Restate the full set of records exactly, word for word.

(Dataset listings of figures)
--

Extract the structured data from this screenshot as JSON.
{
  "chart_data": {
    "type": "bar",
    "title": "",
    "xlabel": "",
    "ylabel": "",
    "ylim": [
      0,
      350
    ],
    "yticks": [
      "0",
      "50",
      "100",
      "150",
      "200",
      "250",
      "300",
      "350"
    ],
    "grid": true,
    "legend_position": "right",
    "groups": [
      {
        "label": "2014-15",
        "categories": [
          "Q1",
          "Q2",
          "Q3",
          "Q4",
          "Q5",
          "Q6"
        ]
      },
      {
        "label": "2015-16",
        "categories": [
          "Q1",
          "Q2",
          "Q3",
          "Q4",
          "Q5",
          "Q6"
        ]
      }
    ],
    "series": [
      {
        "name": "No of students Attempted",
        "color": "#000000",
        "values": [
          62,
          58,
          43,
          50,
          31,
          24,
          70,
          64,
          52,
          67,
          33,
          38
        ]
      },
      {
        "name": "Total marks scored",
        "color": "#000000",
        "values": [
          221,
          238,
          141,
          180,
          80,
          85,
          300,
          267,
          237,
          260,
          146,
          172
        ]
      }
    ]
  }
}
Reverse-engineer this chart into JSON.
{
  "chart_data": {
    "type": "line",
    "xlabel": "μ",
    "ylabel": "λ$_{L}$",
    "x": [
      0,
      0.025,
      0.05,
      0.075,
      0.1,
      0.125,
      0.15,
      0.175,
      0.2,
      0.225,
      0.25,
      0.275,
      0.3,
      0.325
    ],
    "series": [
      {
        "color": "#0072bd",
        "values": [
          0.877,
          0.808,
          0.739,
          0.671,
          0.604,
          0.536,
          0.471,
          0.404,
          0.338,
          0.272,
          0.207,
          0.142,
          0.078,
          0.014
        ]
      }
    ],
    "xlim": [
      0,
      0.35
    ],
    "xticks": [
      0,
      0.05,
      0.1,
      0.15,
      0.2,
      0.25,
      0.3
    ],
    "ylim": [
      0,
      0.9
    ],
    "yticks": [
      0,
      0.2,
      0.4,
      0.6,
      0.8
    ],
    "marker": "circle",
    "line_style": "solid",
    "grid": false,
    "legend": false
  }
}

--

### Result for this exercise
Extract the structured data from this screenshot as JSON.
{
  "chart_data": {
    "type": "bar",
    "title": "",
    "xlabel": "",
    "ylabel": "",
    "ylim": [
      0,
      350
    ],
    "yticks": [
      "0",
      "50",
      "100",
      "150",
      "200",
      "250",
      "300",
      "350"
    ],
    "grid": true,
    "legend_position": "right",
    "groups": [
      {
        "label": "2014-15",
        "categories": [
          "Q1",
          "Q2",
          "Q3",
          "Q4",
          "Q5",
          "Q6"
        ]
      },
      {
        "label": "2015-16",
        "categories": [
          "Q1",
          "Q2",
          "Q3",
          "Q4",
          "Q5",
          "Q6"
        ]
      }
    ],
    "series": [
      {
        "name": "No of students Attempted",
        "color": "#000000",
        "values": [
          62,
          58,
          43,
          50,
          31,
          24,
          70,
          64,
          52,
          67,
          33,
          38
        ]
      },
      {
        "name": "Total marks scored",
        "color": "#000000",
        "values": [
          221,
          238,
          141,
          180,
          80,
          85,
          300,
          267,
          237,
          260,
          146,
          172
        ]
      }
    ]
  }
}
Reverse-engineer this chart into JSON.
{
  "chart_data": {
    "type": "line",
    "xlabel": "μ",
    "ylabel": "λ$_{L}$",
    "x": [
      0,
      0.025,
      0.05,
      0.075,
      0.1,
      0.125,
      0.15,
      0.175,
      0.2,
      0.225,
      0.25,
      0.275,
      0.3,
      0.325
    ],
    "series": [
      {
        "color": "#0072bd",
        "values": [
          0.877,
          0.808,
          0.739,
          0.671,
          0.604,
          0.536,
          0.471,
          0.404,
          0.338,
          0.272,
          0.207,
          0.142,
          0.078,
          0.014
        ]
      }
    ],
    "xlim": [
      0,
      0.35
    ],
    "xticks": [
      0,
      0.05,
      0.1,
      0.15,
      0.2,
      0.25,
      0.3
    ],
    "ylim": [
      0,
      0.9
    ],
    "yticks": [
      0,
      0.2,
      0.4,
      0.6,
      0.8
    ],
    "marker": "circle",
    "line_style": "solid",
    "grid": false,
    "legend": false
  }
}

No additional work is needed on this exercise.